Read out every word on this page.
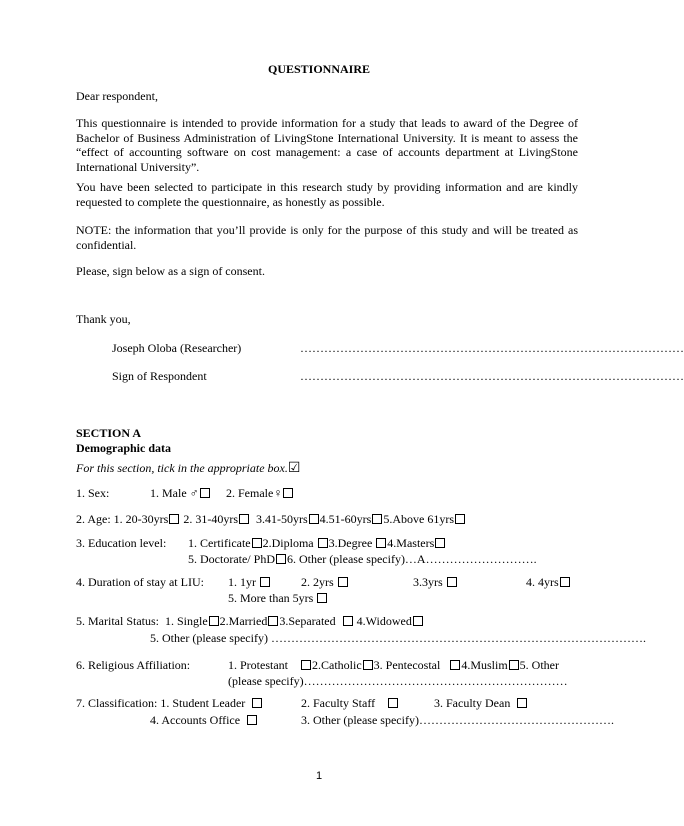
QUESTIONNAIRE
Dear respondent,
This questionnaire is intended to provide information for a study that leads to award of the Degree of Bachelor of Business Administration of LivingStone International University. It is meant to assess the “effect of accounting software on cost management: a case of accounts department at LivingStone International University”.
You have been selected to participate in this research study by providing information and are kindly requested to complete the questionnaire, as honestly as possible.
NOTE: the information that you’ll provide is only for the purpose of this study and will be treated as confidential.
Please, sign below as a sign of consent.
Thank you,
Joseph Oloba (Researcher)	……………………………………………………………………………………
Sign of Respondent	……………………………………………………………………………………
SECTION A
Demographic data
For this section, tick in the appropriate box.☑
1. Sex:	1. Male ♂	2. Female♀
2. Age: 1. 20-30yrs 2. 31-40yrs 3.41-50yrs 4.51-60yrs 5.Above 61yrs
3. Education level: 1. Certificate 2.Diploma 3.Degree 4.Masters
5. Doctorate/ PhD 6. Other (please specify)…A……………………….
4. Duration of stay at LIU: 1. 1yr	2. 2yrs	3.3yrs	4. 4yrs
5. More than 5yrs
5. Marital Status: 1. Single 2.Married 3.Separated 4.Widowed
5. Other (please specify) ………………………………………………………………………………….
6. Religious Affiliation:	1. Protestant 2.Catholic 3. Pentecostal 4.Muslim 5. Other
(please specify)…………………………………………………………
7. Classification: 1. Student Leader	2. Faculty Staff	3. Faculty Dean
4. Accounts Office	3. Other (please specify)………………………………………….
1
········
* **GIVEN EXERCISE**
All of the entries need to be transcribed word for word; pictures are left out.

* **REPLY TO THE EXERCISE**
Read out every word on this page.
QUESTIONNAIRE
Dear respondent,
This questionnaire is intended to provide information for a study that leads to award of the Degree of Bachelor of Business Administration of LivingStone International University. It is meant to assess the “effect of accounting software on cost management: a case of accounts department at LivingStone International University”.
You have been selected to participate in this research study by providing information and are kindly requested to complete the questionnaire, as honestly as possible.
NOTE: the information that you’ll provide is only for the purpose of this study and will be treated as confidential.
Please, sign below as a sign of consent.
Thank you,
Joseph Oloba (Researcher)	……………………………………………………………………………………
Sign of Respondent	……………………………………………………………………………………
SECTION A
Demographic data
For this section, tick in the appropriate box.☑
1. Sex:	1. Male ♂	2. Female♀
2. Age: 1. 20-30yrs 2. 31-40yrs 3.41-50yrs 4.51-60yrs 5.Above 61yrs
3. Education level: 1. Certificate 2.Diploma 3.Degree 4.Masters
5. Doctorate/ PhD 6. Other (please specify)…A……………………….
4. Duration of stay at LIU: 1. 1yr	2. 2yrs	3.3yrs	4. 4yrs
5. More than 5yrs
5. Marital Status: 1. Single 2.Married 3.Separated 4.Widowed
5. Other (please specify) ………………………………………………………………………………….
6. Religious Affiliation:	1. Protestant 2.Catholic 3. Pentecostal 4.Muslim 5. Other
(please specify)…………………………………………………………
7. Classification: 1. Student Leader	2. Faculty Staff	3. Faculty Dean
4. Accounts Office	3. Other (please specify)………………………………………….
1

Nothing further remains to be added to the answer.